Task to carry out
Write out the whole listing again, exactly as given.

Provided entries
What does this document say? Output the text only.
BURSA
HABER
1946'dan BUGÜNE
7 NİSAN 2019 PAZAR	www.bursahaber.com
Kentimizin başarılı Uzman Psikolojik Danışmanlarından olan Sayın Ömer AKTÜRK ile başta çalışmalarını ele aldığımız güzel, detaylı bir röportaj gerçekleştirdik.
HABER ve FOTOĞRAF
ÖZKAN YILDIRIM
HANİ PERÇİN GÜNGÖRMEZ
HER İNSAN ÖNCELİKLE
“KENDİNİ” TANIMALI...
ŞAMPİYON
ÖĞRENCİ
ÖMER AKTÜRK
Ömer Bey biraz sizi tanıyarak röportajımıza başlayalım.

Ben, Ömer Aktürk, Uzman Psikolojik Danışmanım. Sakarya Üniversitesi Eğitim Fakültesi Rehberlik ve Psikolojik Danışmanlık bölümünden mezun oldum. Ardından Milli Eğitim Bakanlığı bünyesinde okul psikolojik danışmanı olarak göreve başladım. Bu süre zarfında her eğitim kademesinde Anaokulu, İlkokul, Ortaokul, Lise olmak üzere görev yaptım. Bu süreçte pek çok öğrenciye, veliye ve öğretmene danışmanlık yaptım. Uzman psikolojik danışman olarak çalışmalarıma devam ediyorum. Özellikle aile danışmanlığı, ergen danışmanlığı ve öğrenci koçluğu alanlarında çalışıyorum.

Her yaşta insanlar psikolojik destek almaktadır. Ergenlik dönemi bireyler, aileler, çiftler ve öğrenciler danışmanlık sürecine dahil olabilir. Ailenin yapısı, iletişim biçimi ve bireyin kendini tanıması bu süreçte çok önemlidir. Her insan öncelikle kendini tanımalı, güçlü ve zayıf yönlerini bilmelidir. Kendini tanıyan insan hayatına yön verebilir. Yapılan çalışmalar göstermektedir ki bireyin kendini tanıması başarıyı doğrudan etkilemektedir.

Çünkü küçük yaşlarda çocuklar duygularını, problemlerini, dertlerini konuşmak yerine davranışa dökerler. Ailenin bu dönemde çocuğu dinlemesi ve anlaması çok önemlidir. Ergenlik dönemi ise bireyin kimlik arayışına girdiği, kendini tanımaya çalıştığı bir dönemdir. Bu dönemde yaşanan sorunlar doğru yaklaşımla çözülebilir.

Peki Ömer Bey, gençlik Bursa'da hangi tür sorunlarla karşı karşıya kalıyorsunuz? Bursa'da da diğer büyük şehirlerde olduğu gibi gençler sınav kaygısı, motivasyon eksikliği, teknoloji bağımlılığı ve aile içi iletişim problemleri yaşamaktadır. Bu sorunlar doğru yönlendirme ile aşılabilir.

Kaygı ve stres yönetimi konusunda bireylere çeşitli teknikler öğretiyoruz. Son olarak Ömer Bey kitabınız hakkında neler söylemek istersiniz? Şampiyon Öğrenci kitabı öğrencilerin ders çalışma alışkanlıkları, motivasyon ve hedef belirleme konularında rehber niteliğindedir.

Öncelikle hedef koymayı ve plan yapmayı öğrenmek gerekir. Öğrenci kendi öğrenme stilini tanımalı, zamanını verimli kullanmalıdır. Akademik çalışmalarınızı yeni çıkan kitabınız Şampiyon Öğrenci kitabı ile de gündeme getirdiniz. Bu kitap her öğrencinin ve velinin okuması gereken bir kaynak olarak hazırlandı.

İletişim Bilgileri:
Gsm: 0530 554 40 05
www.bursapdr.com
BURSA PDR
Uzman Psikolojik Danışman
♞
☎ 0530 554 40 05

Completed task
What does this document say? Output the text only.
BURSA
HABER
1946'dan BUGÜNE
7 NİSAN 2019 PAZAR	www.bursahaber.com
Kentimizin başarılı Uzman Psikolojik Danışmanlarından olan Sayın Ömer AKTÜRK ile başta çalışmalarını ele aldığımız güzel, detaylı bir röportaj gerçekleştirdik.
HABER ve FOTOĞRAF
ÖZKAN YILDIRIM
HANİ PERÇİN GÜNGÖRMEZ
HER İNSAN ÖNCELİKLE
“KENDİNİ” TANIMALI...
ŞAMPİYON
ÖĞRENCİ
ÖMER AKTÜRK
Ömer Bey biraz sizi tanıyarak röportajımıza başlayalım.

Ben, Ömer Aktürk, Uzman Psikolojik Danışmanım. Sakarya Üniversitesi Eğitim Fakültesi Rehberlik ve Psikolojik Danışmanlık bölümünden mezun oldum. Ardından Milli Eğitim Bakanlığı bünyesinde okul psikolojik danışmanı olarak göreve başladım. Bu süre zarfında her eğitim kademesinde Anaokulu, İlkokul, Ortaokul, Lise olmak üzere görev yaptım. Bu süreçte pek çok öğrenciye, veliye ve öğretmene danışmanlık yaptım. Uzman psikolojik danışman olarak çalışmalarıma devam ediyorum. Özellikle aile danışmanlığı, ergen danışmanlığı ve öğrenci koçluğu alanlarında çalışıyorum.

Her yaşta insanlar psikolojik destek almaktadır. Ergenlik dönemi bireyler, aileler, çiftler ve öğrenciler danışmanlık sürecine dahil olabilir. Ailenin yapısı, iletişim biçimi ve bireyin kendini tanıması bu süreçte çok önemlidir. Her insan öncelikle kendini tanımalı, güçlü ve zayıf yönlerini bilmelidir. Kendini tanıyan insan hayatına yön verebilir. Yapılan çalışmalar göstermektedir ki bireyin kendini tanıması başarıyı doğrudan etkilemektedir.

Çünkü küçük yaşlarda çocuklar duygularını, problemlerini, dertlerini konuşmak yerine davranışa dökerler. Ailenin bu dönemde çocuğu dinlemesi ve anlaması çok önemlidir. Ergenlik dönemi ise bireyin kimlik arayışına girdiği, kendini tanımaya çalıştığı bir dönemdir. Bu dönemde yaşanan sorunlar doğru yaklaşımla çözülebilir.

Peki Ömer Bey, gençlik Bursa'da hangi tür sorunlarla karşı karşıya kalıyorsunuz? Bursa'da da diğer büyük şehirlerde olduğu gibi gençler sınav kaygısı, motivasyon eksikliği, teknoloji bağımlılığı ve aile içi iletişim problemleri yaşamaktadır. Bu sorunlar doğru yönlendirme ile aşılabilir.

Kaygı ve stres yönetimi konusunda bireylere çeşitli teknikler öğretiyoruz. Son olarak Ömer Bey kitabınız hakkında neler söylemek istersiniz? Şampiyon Öğrenci kitabı öğrencilerin ders çalışma alışkanlıkları, motivasyon ve hedef belirleme konularında rehber niteliğindedir.

Öncelikle hedef koymayı ve plan yapmayı öğrenmek gerekir. Öğrenci kendi öğrenme stilini tanımalı, zamanını verimli kullanmalıdır. Akademik çalışmalarınızı yeni çıkan kitabınız Şampiyon Öğrenci kitabı ile de gündeme getirdiniz. Bu kitap her öğrencinin ve velinin okuması gereken bir kaynak olarak hazırlandı.

İletişim Bilgileri:
Gsm: 0530 554 40 05
www.bursapdr.com
BURSA PDR
Uzman Psikolojik Danışman
♞
☎ 0530 554 40 05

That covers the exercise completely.